**Given request**:
Keep only the lines where "easy" appears.

**Exercise input**:
--- BEGIN ---

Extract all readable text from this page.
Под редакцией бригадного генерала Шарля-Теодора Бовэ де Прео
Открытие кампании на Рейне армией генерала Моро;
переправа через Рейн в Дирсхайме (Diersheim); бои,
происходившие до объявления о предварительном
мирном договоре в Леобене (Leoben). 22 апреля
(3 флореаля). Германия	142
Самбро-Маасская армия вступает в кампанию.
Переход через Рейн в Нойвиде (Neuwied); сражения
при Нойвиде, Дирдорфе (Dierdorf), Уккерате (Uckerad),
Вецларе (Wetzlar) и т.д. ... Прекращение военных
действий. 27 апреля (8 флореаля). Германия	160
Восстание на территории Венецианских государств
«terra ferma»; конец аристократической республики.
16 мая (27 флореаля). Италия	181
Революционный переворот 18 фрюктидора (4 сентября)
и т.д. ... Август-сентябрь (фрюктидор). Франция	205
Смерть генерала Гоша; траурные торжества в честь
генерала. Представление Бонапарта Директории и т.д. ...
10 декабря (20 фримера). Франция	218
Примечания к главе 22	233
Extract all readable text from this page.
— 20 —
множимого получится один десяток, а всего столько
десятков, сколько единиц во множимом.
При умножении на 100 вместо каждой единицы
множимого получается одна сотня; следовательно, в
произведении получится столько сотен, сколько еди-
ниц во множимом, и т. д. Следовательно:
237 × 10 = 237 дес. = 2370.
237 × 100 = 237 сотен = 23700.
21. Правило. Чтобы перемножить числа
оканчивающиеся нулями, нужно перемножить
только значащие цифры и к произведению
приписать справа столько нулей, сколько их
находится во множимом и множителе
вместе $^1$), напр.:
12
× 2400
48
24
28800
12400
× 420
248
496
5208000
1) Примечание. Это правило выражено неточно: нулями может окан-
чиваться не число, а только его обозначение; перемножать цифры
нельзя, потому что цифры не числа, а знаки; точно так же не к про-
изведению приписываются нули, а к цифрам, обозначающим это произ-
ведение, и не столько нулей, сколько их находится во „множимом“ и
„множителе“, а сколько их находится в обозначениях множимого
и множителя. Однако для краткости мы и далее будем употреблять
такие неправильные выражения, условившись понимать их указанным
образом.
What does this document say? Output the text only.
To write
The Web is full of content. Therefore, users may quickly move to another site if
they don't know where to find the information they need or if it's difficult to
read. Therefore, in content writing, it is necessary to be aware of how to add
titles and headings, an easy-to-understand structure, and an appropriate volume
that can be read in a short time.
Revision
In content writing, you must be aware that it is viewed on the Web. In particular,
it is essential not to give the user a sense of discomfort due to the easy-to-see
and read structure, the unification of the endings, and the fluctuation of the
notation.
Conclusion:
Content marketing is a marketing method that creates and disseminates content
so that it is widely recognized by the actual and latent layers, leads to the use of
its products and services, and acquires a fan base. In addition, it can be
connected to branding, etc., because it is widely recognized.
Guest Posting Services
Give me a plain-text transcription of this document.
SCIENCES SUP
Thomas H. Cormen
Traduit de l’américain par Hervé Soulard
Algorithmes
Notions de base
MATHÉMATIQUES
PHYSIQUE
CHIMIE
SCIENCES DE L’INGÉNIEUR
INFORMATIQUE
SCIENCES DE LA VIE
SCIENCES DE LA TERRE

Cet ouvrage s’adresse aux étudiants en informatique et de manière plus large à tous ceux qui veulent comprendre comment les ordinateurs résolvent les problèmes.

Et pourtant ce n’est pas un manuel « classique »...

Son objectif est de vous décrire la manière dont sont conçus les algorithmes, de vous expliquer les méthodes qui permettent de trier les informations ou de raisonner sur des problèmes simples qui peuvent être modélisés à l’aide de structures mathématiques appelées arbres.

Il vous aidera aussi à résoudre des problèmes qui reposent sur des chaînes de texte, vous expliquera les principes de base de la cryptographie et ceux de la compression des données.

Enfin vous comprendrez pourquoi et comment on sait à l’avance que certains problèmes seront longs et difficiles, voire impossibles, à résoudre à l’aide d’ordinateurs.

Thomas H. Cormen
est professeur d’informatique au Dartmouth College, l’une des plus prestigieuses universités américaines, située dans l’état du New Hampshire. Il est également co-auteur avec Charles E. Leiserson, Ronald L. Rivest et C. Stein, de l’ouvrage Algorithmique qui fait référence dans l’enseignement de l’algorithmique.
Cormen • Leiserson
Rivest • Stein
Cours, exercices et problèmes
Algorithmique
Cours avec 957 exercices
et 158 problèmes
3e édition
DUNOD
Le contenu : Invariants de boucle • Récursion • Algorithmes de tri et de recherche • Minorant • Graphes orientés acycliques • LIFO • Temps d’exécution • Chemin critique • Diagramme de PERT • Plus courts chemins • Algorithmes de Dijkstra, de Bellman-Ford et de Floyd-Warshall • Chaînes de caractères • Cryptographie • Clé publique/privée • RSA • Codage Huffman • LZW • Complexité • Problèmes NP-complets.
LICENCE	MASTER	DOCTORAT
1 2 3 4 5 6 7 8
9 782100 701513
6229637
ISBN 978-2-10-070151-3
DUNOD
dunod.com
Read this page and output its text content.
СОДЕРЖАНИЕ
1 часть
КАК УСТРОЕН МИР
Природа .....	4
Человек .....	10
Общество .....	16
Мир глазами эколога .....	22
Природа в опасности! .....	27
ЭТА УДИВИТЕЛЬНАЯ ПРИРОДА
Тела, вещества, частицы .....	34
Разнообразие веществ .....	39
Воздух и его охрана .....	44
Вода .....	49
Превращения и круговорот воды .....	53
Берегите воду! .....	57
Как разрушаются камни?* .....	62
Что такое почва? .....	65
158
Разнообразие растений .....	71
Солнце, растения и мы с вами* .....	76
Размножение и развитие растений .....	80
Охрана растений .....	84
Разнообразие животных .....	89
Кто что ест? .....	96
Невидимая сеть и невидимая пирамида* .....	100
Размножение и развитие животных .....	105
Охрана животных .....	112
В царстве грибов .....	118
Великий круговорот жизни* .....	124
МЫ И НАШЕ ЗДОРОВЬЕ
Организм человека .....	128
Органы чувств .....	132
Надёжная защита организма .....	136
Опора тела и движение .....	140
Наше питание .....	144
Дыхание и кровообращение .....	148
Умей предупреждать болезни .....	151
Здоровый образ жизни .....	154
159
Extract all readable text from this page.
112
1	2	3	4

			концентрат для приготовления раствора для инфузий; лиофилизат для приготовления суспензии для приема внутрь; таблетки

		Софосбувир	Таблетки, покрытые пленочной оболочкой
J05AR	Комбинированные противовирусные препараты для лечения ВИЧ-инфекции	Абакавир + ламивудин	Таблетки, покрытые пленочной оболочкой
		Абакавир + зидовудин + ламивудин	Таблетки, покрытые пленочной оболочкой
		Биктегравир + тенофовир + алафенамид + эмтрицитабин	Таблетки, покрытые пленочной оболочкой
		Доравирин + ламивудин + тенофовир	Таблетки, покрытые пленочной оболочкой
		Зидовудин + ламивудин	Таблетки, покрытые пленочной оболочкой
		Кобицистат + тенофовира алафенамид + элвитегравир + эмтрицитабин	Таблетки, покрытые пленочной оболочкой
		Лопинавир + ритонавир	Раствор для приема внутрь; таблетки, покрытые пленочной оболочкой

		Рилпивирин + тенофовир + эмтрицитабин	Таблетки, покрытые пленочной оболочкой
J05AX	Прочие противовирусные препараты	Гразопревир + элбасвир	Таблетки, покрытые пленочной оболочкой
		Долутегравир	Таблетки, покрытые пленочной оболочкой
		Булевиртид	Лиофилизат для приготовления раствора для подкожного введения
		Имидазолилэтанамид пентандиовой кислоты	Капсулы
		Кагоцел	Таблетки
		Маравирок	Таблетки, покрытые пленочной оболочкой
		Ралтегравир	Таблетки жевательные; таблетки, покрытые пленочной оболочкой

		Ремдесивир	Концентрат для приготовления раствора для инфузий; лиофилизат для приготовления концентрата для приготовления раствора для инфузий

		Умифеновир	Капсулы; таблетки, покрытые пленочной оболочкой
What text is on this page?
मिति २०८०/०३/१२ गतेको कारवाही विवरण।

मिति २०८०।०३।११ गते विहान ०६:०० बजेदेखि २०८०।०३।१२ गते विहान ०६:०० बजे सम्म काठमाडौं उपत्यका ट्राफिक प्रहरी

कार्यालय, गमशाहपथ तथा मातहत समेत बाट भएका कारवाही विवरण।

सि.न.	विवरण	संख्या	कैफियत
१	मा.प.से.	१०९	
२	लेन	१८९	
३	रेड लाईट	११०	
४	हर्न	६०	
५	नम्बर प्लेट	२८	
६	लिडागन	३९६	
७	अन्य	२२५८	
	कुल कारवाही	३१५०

--- END ---

**Complete output**:
titles and headings, an easy-to-understand structure, and an appropriate volume
it is essential not to give the user a sense of discomfort due to the easy-to-see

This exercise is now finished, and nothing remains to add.